TO DO: Copy, word for word, the rows beginning with the line containing "insert-button[interactable]: [195, 577, 245, 608]" and ending with the line containing "insert-button[interactable]: [529, 397, 579, 428]", including both of those lines.

DATASET CONTENT:
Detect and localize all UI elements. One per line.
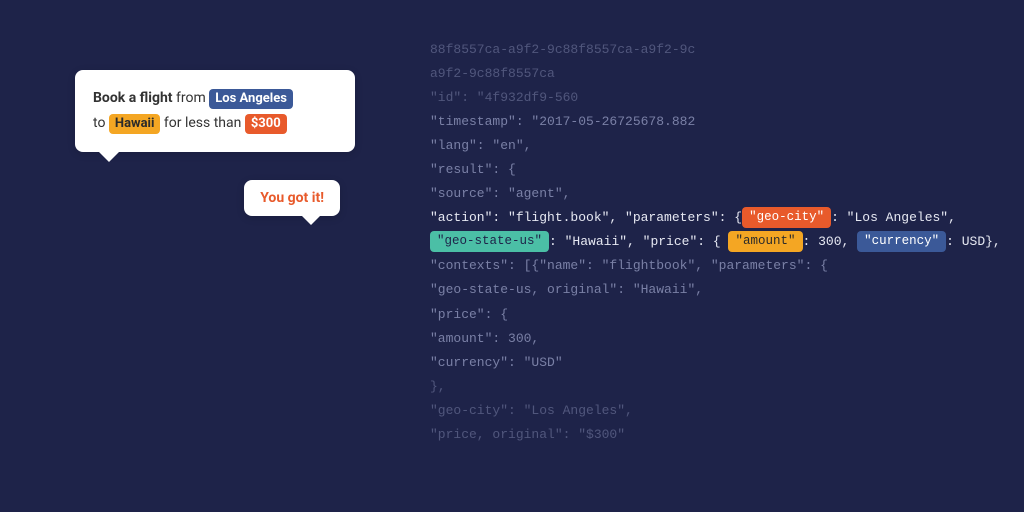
user-text-bold: Book a flight xyxy=(93,90,173,106)
code-text: : "Los Angeles", xyxy=(831,210,956,225)
code-line: "amount": 300, xyxy=(430,327,1004,351)
entity-city-tag: Los Angeles xyxy=(209,89,293,109)
code-text: : USD}, xyxy=(946,234,1001,249)
code-line: "price, original": "$300" xyxy=(430,423,1004,447)
code-line: a9f2-9c88f8557ca xyxy=(430,62,1004,86)
code-line: "geo-city": "Los Angeles", xyxy=(430,399,1004,423)
agent-reply-bubble: You got it! xyxy=(244,180,340,216)
user-text: from xyxy=(173,90,210,106)
code-line: "source": "agent", xyxy=(430,182,1004,206)
param-currency-tag: "currency" xyxy=(857,231,946,252)
code-line: "result": { xyxy=(430,158,1004,182)
code-line: "geo-state-us, original": "Hawaii", xyxy=(430,278,1004,302)
agent-reply-text: You got it! xyxy=(260,190,324,206)
code-line-highlight: "geo-state-us": "Hawaii", "price": { "am… xyxy=(430,230,1004,254)
entity-price-tag: $300 xyxy=(245,114,287,134)
code-text: "action": "flight.book", "parameters": { xyxy=(430,210,742,225)
code-line: "lang": "en", xyxy=(430,134,1004,158)
entity-state-tag: Hawaii xyxy=(109,114,161,134)
code-text: : 300, xyxy=(803,234,858,249)
chat-panel: Book a flight from Los Angeles to Hawaii… xyxy=(75,70,355,152)
user-message-bubble: Book a flight from Los Angeles to Hawaii… xyxy=(75,70,355,152)
code-line: "price": { xyxy=(430,303,1004,327)
param-amount-tag: "amount" xyxy=(728,231,802,252)
code-line: "currency": "USD" xyxy=(430,351,1004,375)
code-text: : "Hawaii", "price": { xyxy=(549,234,721,249)
json-output-panel: 88f8557ca-a9f2-9c88f8557ca-a9f2-9c a9f2-… xyxy=(430,38,1004,447)
user-text: for less than xyxy=(160,115,244,131)
user-text: to xyxy=(93,115,109,131)
code-line: "id": "4f932df9-560 xyxy=(430,86,1004,110)
code-line: 88f8557ca-a9f2-9c88f8557ca-a9f2-9c xyxy=(430,38,1004,62)
param-geo-state-tag: "geo-state-us" xyxy=(430,231,549,252)
code-line-highlight: "action": "flight.book", "parameters": {… xyxy=(430,206,1004,230)
code-line: "contexts": [{"name": "flightbook", "par… xyxy=(430,254,1004,278)
code-line: "timestamp": "2017-05-26725678.882 xyxy=(430,110,1004,134)
code-line: }, xyxy=(430,375,1004,399)
param-geo-city-tag: "geo-city" xyxy=(742,207,831,228)
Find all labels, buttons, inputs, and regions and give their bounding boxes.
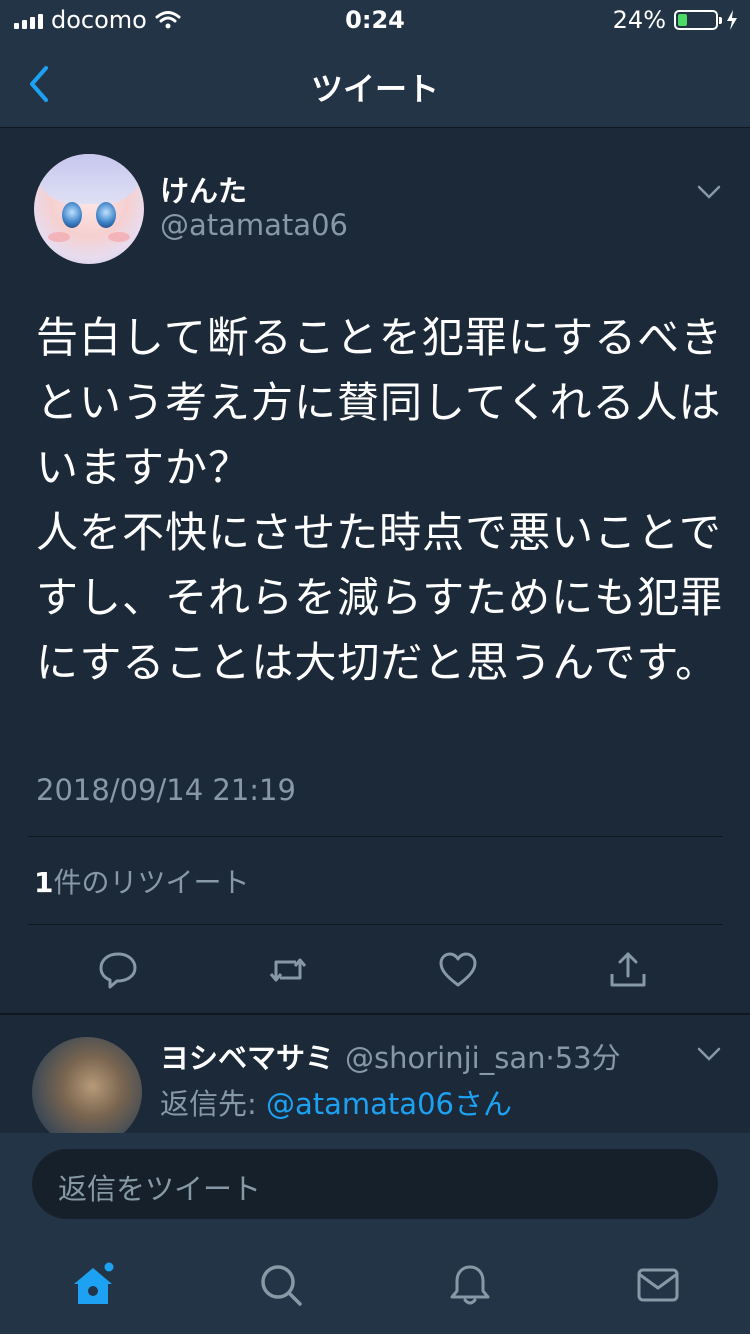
notifications-icon[interactable] (447, 1262, 493, 1308)
charging-icon (727, 10, 737, 30)
compose-bar: 返信をツイート (0, 1133, 750, 1238)
reply-author-handle: @shorinji_san (345, 1041, 546, 1075)
author-handle[interactable]: @atamata06 (160, 208, 348, 242)
avatar-eye (62, 202, 82, 228)
avatar-blush (48, 232, 70, 242)
battery-fill (678, 14, 687, 26)
retweet-count: 1 (34, 866, 54, 899)
avatar-blush (108, 232, 130, 242)
author-name[interactable]: けんた (160, 168, 247, 210)
search-icon[interactable] (258, 1262, 304, 1308)
reply-icon[interactable] (98, 950, 138, 990)
retweet-label: 件のリツイート (53, 866, 250, 899)
reply-input[interactable]: 返信をツイート (32, 1149, 718, 1219)
nav-bar: ツイート (0, 40, 750, 128)
retweet-count-link[interactable]: 1件のリツイート (34, 861, 250, 901)
reply-item[interactable]: ヨシベマサミ @shorinji_san·53分 返信先: @atamata06… (0, 1015, 750, 1133)
avatar[interactable] (34, 154, 144, 264)
chevron-down-icon[interactable] (697, 185, 721, 199)
page-title: ツイート (310, 70, 439, 108)
messages-icon[interactable] (635, 1262, 681, 1308)
like-icon[interactable] (438, 950, 478, 990)
reply-to-mention[interactable]: @atamata06さん (266, 1087, 512, 1121)
reply-to-line: 返信先: @atamata06さん (160, 1081, 512, 1123)
reply-author-name[interactable]: ヨシベマサミ (160, 1035, 334, 1077)
home-icon[interactable] (70, 1262, 116, 1308)
battery-icon (674, 10, 722, 30)
share-icon[interactable] (608, 950, 648, 990)
reply-separator: · (545, 1041, 555, 1075)
reply-age: 53分 (554, 1041, 621, 1075)
reply-to-label: 返信先: (160, 1087, 266, 1121)
tweet-timestamp: 2018/09/14 21:19 (36, 773, 296, 807)
tweet-text: 告白して断ることを犯罪にするべきという考え方に賛同してくれる人はいますか？ 人を… (36, 313, 724, 687)
tab-bar (0, 1238, 750, 1334)
avatar-hair (34, 154, 144, 204)
avatar[interactable] (32, 1037, 142, 1133)
retweet-icon[interactable] (268, 950, 308, 990)
battery-percent: 24% (612, 6, 666, 34)
divider (28, 836, 723, 837)
chevron-down-icon[interactable] (697, 1047, 721, 1061)
avatar-eye (96, 202, 116, 228)
tweet-detail: けんた @atamata06 告白して断ることを犯罪にするべきという考え方に賛同… (0, 128, 750, 1013)
battery-area: 24% (613, 6, 738, 34)
status-bar: docomo 0:24 24% (0, 0, 750, 40)
reply-meta: @shorinji_san·53分 (345, 1035, 621, 1077)
divider (28, 924, 723, 925)
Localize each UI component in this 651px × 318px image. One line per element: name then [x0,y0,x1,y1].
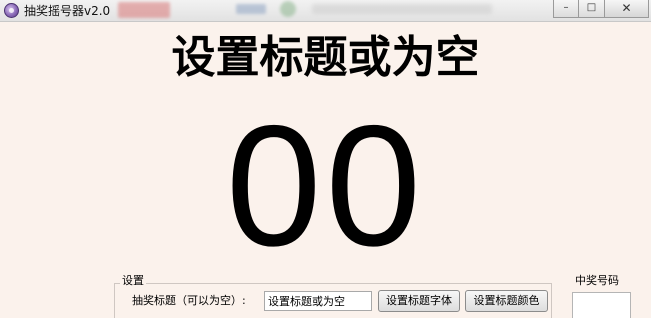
blurred-overlay-green [280,1,296,17]
window-controls: – □ ✕ [553,0,649,18]
lottery-title: 设置标题或为空 [171,32,480,83]
close-button[interactable]: ✕ [605,0,649,18]
winner-number-label: 中奖号码 [575,274,619,287]
window-title: 抽奖摇号器v2.0 [24,4,111,18]
blurred-overlay-grey [312,4,492,14]
set-title-color-button[interactable]: 设置标题颜色 [465,290,548,312]
title-field-label: 抽奖标题（可以为空）: [132,294,246,307]
app-icon[interactable] [4,3,19,18]
winner-number-box [572,292,631,318]
title-input[interactable] [264,291,372,311]
settings-legend: 设置 [120,274,146,287]
set-title-font-button[interactable]: 设置标题字体 [378,290,460,312]
minimize-button[interactable]: – [553,0,579,18]
blurred-overlay-blue [236,4,266,14]
lottery-number: 00 [225,90,426,282]
maximize-button[interactable]: □ [579,0,605,18]
blurred-overlay-red [118,2,170,18]
title-bar[interactable]: 抽奖摇号器v2.0 – □ ✕ [0,0,651,22]
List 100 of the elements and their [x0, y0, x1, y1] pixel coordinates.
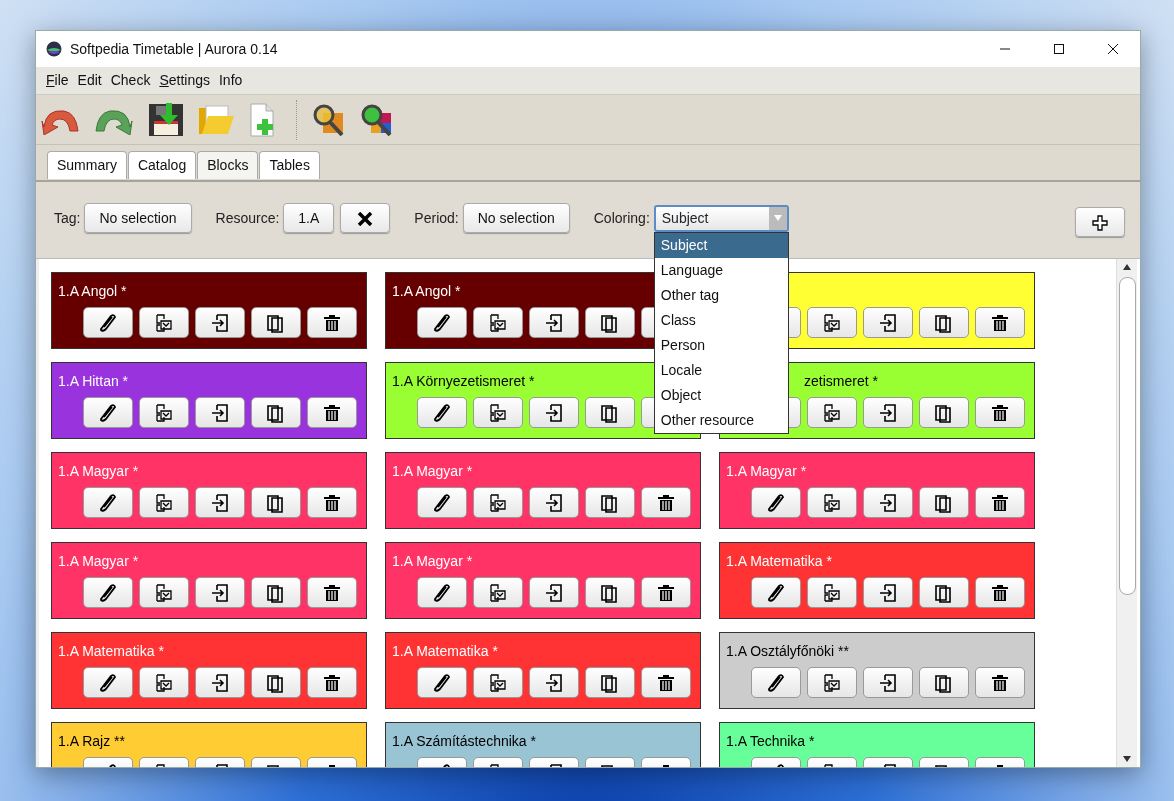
insert-button[interactable]: [195, 577, 245, 608]
move-button[interactable]: [807, 667, 857, 698]
menu-item[interactable]: Check: [110, 70, 151, 91]
copy-button[interactable]: [585, 397, 635, 428]
move-button[interactable]: [139, 307, 189, 338]
trash-button[interactable]: [975, 667, 1025, 698]
add-button[interactable]: [1075, 207, 1125, 237]
menu-item[interactable]: Info: [219, 70, 243, 91]
block-card[interactable]: 1.A Technika *: [719, 722, 1035, 767]
insert-button[interactable]: [529, 397, 579, 428]
edit-button[interactable]: [417, 397, 467, 428]
scroll-up-icon[interactable]: [1122, 263, 1132, 271]
insert-button[interactable]: [195, 307, 245, 338]
trash-button[interactable]: [975, 487, 1025, 518]
block-card[interactable]: 1.A Matematika *: [385, 632, 701, 709]
block-card[interactable]: 1.A Magyar *: [719, 452, 1035, 529]
insert-button[interactable]: [863, 667, 913, 698]
copy-button[interactable]: [251, 307, 301, 338]
tab[interactable]: Tables: [259, 151, 320, 179]
trash-button[interactable]: [307, 487, 357, 518]
filter-button[interactable]: No selection: [84, 203, 192, 233]
block-card[interactable]: 1.A Angol *: [51, 272, 367, 349]
trash-button[interactable]: [641, 577, 691, 608]
move-button[interactable]: [473, 307, 523, 338]
tab[interactable]: Catalog: [127, 151, 197, 179]
move-button[interactable]: [139, 397, 189, 428]
move-button[interactable]: [473, 577, 523, 608]
trash-button[interactable]: [975, 307, 1025, 338]
copy-button[interactable]: [251, 667, 301, 698]
copy-button[interactable]: [585, 307, 635, 338]
filter-button[interactable]: No selection: [462, 203, 570, 233]
edit-button[interactable]: [83, 397, 133, 428]
scrollbar[interactable]: [1116, 259, 1137, 767]
trash-button[interactable]: [975, 577, 1025, 608]
trash-button[interactable]: [307, 307, 357, 338]
insert-button[interactable]: [529, 307, 579, 338]
block-card[interactable]: 1.A Matematika *: [51, 632, 367, 709]
search-icon[interactable]: [311, 102, 345, 137]
menu-item[interactable]: File: [46, 70, 69, 91]
insert-button[interactable]: [863, 397, 913, 428]
block-card[interactable]: 1.A Hittan *: [51, 362, 367, 439]
edit-button[interactable]: [83, 667, 133, 698]
insert-button[interactable]: [863, 577, 913, 608]
edit-button[interactable]: [83, 307, 133, 338]
block-card[interactable]: 1.A Számítástechnika *: [385, 722, 701, 767]
insert-button[interactable]: [863, 487, 913, 518]
move-button[interactable]: [139, 577, 189, 608]
menu-item[interactable]: Edit: [77, 70, 102, 91]
copy-button[interactable]: [251, 487, 301, 518]
move-button[interactable]: [807, 487, 857, 518]
insert-button[interactable]: [863, 307, 913, 338]
edit-button[interactable]: [417, 307, 467, 338]
copy-button[interactable]: [251, 397, 301, 428]
move-button[interactable]: [807, 577, 857, 608]
filter-button[interactable]: 1.A: [283, 203, 335, 233]
trash-button[interactable]: [641, 667, 691, 698]
move-button[interactable]: [139, 667, 189, 698]
move-button[interactable]: [473, 667, 523, 698]
trash-button[interactable]: [307, 667, 357, 698]
move-button[interactable]: [473, 397, 523, 428]
copy-button[interactable]: [919, 397, 969, 428]
trash-button[interactable]: [641, 487, 691, 518]
move-button[interactable]: [807, 397, 857, 428]
edit-button[interactable]: [417, 487, 467, 518]
copy-button[interactable]: [919, 577, 969, 608]
copy-button[interactable]: [919, 307, 969, 338]
edit-button[interactable]: [83, 487, 133, 518]
insert-button[interactable]: [529, 577, 579, 608]
edit-button[interactable]: [751, 487, 801, 518]
edit-button[interactable]: [83, 577, 133, 608]
edit-button[interactable]: [751, 667, 801, 698]
block-card[interactable]: 1.A Magyar *: [51, 452, 367, 529]
edit-button[interactable]: [417, 667, 467, 698]
save-icon[interactable]: [148, 102, 184, 137]
copy-button[interactable]: [919, 667, 969, 698]
block-card[interactable]: 1.A Osztályfőnöki **: [719, 632, 1035, 709]
search-colors-icon[interactable]: [359, 102, 393, 137]
move-button[interactable]: [139, 487, 189, 518]
copy-button[interactable]: [585, 487, 635, 518]
insert-button[interactable]: [529, 487, 579, 518]
copy-button[interactable]: [585, 667, 635, 698]
menu-item[interactable]: Settings: [159, 70, 210, 91]
insert-button[interactable]: [195, 487, 245, 518]
block-card[interactable]: 1.A Magyar *: [385, 452, 701, 529]
edit-button[interactable]: [417, 577, 467, 608]
edit-button[interactable]: [751, 577, 801, 608]
clear-button[interactable]: [340, 203, 391, 233]
move-button[interactable]: [807, 307, 857, 338]
trash-button[interactable]: [307, 577, 357, 608]
copy-button[interactable]: [919, 487, 969, 518]
trash-button[interactable]: [307, 397, 357, 428]
trash-button[interactable]: [975, 397, 1025, 428]
insert-button[interactable]: [529, 667, 579, 698]
move-button[interactable]: [473, 487, 523, 518]
tab[interactable]: Summary: [47, 151, 127, 179]
copy-button[interactable]: [585, 577, 635, 608]
block-card[interactable]: 1.A Matematika *: [719, 542, 1035, 619]
insert-button[interactable]: [195, 397, 245, 428]
copy-button[interactable]: [251, 577, 301, 608]
dropdown-option[interactable]: Subject: [654, 232, 788, 258]
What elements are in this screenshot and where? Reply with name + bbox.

FULL SOLUTION:
insert-button[interactable]: [195, 577, 245, 608]
move-button[interactable]: [807, 667, 857, 698]
menu-item[interactable]: Check: [110, 70, 151, 91]
copy-button[interactable]: [585, 397, 635, 428]
move-button[interactable]: [139, 307, 189, 338]
trash-button[interactable]: [975, 667, 1025, 698]
add-button[interactable]: [1075, 207, 1125, 237]
menu-item[interactable]: Info: [219, 70, 243, 91]
block-card[interactable]: 1.A Technika *: [719, 722, 1035, 767]
insert-button[interactable]: [529, 397, 579, 428]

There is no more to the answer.